> [Exercise brief] Out of the lines in this data, how many include "image"? Give the number and nothing else.

> [Information provided]
※

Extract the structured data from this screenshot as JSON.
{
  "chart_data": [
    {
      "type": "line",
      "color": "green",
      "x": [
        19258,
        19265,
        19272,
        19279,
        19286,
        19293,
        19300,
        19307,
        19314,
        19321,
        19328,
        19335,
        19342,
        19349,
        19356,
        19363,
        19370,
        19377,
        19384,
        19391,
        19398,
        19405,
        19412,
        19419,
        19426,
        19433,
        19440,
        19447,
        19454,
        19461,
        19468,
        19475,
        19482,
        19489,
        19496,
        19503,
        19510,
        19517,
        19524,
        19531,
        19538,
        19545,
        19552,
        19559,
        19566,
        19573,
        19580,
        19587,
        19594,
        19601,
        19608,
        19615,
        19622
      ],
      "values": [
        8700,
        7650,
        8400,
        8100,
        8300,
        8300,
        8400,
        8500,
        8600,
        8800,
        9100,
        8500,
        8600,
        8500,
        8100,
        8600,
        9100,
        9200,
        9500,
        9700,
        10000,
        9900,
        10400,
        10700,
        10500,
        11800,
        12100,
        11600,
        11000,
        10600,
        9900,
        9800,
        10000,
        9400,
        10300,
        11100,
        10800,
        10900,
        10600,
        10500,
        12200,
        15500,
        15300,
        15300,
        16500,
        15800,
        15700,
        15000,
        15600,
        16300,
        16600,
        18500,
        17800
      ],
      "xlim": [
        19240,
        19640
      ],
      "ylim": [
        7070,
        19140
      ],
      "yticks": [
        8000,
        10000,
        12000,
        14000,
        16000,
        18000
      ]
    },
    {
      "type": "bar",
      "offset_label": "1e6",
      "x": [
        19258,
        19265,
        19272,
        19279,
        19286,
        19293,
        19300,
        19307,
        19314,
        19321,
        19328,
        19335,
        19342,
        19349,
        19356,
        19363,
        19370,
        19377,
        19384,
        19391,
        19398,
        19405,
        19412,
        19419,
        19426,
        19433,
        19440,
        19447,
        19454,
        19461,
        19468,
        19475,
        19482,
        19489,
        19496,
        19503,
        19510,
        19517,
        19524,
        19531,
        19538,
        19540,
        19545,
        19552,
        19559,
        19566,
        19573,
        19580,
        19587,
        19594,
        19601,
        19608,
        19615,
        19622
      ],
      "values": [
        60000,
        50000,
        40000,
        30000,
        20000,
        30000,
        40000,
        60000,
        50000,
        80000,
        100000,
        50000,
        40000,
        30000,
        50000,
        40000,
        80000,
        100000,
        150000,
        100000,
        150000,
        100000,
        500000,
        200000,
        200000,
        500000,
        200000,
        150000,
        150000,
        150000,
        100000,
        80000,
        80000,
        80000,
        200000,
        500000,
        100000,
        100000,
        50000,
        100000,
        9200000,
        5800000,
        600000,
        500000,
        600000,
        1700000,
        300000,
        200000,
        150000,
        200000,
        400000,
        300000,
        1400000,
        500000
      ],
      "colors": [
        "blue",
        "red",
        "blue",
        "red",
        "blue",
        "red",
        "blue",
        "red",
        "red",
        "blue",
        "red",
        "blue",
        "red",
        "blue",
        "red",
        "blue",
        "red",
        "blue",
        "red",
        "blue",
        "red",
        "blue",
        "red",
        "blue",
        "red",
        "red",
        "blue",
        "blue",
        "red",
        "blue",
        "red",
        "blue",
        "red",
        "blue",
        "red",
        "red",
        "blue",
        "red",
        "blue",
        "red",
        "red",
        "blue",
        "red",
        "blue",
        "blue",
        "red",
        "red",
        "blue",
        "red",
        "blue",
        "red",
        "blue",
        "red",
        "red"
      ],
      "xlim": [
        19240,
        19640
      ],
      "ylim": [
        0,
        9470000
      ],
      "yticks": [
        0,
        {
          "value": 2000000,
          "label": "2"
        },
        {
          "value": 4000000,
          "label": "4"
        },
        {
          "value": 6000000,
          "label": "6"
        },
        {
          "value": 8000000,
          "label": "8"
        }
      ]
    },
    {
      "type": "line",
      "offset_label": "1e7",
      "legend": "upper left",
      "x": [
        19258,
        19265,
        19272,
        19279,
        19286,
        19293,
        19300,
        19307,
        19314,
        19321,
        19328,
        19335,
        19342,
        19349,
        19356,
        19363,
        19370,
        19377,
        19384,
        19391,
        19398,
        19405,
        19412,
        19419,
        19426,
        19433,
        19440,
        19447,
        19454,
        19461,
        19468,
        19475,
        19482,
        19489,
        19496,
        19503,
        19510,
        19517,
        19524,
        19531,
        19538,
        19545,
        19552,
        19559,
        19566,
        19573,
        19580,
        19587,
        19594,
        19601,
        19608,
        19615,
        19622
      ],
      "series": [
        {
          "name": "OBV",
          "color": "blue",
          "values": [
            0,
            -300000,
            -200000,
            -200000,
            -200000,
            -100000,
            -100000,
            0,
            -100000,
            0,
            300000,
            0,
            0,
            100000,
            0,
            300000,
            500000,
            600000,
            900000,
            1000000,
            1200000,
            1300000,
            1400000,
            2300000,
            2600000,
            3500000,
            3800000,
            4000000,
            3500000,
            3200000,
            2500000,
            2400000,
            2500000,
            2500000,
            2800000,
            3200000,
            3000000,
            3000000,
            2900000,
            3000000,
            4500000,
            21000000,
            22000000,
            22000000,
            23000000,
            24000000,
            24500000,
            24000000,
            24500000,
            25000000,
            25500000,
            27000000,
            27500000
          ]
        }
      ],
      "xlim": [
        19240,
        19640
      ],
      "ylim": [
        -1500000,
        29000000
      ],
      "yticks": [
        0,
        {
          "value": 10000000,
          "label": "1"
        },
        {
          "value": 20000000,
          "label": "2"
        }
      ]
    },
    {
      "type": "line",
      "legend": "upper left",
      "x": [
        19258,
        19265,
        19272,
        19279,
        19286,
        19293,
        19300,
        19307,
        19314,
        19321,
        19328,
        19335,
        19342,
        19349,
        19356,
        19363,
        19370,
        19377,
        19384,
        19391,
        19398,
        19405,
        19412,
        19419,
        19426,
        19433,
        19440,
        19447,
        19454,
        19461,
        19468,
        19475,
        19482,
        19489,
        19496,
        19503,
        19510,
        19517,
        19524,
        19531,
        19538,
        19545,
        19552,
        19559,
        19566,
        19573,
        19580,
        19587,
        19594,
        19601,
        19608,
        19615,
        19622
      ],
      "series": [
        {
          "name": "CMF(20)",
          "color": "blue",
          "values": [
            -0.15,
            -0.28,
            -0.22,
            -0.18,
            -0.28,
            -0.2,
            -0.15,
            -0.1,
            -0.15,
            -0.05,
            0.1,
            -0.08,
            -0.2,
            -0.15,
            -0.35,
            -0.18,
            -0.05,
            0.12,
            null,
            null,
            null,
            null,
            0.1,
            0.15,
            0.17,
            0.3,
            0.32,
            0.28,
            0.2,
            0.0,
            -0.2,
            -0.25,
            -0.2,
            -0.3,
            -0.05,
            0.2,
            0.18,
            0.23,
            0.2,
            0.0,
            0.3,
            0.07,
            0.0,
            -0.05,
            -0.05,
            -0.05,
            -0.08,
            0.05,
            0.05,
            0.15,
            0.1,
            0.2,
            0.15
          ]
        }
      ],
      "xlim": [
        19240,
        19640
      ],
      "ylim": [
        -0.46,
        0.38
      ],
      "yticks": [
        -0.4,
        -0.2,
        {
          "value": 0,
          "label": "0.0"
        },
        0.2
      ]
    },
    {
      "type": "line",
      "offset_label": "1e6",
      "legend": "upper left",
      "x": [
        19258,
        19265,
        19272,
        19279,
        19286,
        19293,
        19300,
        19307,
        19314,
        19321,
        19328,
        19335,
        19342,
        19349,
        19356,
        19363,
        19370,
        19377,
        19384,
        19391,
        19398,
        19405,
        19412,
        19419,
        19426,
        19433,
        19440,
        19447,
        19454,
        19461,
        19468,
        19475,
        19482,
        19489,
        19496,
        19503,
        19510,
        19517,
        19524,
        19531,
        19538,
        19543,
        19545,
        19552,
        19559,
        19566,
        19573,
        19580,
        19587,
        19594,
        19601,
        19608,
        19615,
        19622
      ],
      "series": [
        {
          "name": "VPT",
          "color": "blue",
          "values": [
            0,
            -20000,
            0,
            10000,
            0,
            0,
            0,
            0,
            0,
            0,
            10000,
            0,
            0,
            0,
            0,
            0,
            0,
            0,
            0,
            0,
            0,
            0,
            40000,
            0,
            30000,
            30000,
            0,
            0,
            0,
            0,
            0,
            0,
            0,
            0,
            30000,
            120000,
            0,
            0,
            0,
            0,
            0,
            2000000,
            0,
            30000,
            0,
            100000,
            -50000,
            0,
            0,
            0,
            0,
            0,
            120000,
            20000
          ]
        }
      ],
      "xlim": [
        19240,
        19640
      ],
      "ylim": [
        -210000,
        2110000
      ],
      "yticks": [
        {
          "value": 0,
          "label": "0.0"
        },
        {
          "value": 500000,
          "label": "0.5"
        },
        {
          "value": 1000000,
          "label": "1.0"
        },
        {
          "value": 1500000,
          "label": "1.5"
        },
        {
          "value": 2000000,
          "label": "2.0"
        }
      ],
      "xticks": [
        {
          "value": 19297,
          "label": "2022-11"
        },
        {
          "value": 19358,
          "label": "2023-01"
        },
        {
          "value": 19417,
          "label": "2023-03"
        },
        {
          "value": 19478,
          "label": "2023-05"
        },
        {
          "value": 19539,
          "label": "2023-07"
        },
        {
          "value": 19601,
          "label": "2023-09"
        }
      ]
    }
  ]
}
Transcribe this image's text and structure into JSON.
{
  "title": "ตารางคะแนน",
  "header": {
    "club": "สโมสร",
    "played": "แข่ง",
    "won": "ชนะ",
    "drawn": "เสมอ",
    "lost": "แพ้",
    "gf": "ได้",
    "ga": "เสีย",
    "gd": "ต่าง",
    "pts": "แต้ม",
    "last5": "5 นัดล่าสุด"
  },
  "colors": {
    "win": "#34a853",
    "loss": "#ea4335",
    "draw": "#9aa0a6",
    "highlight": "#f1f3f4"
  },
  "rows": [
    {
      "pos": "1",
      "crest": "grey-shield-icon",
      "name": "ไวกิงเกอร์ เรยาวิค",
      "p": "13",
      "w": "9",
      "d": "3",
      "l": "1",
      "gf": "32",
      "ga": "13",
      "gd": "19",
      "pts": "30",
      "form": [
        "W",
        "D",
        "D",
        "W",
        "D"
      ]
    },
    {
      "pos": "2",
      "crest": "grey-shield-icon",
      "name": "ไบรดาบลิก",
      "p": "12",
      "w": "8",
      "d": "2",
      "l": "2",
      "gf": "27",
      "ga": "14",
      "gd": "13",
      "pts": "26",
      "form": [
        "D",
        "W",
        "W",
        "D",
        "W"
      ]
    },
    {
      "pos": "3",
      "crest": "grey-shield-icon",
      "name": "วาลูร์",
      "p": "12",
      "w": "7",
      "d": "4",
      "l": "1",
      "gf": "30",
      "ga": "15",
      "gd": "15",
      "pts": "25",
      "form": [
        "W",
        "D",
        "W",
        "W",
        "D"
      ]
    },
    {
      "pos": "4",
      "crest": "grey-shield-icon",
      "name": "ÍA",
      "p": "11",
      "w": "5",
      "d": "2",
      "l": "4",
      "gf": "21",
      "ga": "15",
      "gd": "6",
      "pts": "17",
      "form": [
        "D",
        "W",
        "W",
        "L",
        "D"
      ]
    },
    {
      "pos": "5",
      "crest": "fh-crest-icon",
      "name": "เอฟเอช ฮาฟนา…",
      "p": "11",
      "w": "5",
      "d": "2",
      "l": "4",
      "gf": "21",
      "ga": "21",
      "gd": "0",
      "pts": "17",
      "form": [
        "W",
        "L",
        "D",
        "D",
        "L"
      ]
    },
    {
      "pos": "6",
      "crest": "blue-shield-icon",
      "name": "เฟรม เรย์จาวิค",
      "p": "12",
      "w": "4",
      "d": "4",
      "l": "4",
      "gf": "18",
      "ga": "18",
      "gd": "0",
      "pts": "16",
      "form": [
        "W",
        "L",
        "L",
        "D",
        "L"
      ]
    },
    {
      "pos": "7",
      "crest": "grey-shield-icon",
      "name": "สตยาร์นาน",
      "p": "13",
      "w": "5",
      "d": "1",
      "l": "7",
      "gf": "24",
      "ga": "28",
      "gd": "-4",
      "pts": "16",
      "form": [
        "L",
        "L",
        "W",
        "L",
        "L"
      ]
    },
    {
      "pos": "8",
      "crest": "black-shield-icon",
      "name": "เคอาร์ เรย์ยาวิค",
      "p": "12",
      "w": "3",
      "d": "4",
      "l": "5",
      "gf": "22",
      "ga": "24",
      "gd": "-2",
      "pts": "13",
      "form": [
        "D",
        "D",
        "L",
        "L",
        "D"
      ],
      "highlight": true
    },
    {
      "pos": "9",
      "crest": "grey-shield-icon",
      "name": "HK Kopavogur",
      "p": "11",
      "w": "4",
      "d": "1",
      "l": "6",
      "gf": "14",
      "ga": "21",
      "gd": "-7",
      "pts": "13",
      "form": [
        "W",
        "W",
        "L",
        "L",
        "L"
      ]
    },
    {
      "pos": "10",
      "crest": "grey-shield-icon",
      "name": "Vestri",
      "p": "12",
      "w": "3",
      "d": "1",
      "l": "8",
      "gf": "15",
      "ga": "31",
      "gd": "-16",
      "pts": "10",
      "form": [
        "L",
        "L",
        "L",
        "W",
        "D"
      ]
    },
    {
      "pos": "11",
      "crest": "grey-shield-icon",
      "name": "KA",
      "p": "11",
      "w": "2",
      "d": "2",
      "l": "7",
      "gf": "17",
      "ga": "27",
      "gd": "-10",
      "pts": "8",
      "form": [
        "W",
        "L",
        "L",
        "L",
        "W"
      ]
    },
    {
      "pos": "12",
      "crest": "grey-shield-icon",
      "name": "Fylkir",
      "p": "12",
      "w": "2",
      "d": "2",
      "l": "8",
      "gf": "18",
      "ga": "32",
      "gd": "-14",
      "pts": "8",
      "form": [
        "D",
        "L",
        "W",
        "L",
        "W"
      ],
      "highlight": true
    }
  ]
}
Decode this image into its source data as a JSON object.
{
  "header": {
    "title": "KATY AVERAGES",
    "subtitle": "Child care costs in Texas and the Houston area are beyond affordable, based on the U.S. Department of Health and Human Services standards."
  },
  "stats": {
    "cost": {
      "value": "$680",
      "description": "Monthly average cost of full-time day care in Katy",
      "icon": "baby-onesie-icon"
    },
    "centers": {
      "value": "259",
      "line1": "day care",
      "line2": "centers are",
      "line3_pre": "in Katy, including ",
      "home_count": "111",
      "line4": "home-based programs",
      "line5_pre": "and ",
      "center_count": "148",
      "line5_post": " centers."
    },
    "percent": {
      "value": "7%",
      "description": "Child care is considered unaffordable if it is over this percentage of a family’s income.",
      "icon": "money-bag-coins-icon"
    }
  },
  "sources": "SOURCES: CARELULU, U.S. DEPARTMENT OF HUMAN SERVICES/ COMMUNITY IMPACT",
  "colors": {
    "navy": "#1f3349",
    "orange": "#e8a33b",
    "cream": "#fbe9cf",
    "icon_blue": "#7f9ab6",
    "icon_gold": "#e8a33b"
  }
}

※

> [Answer to this task] 2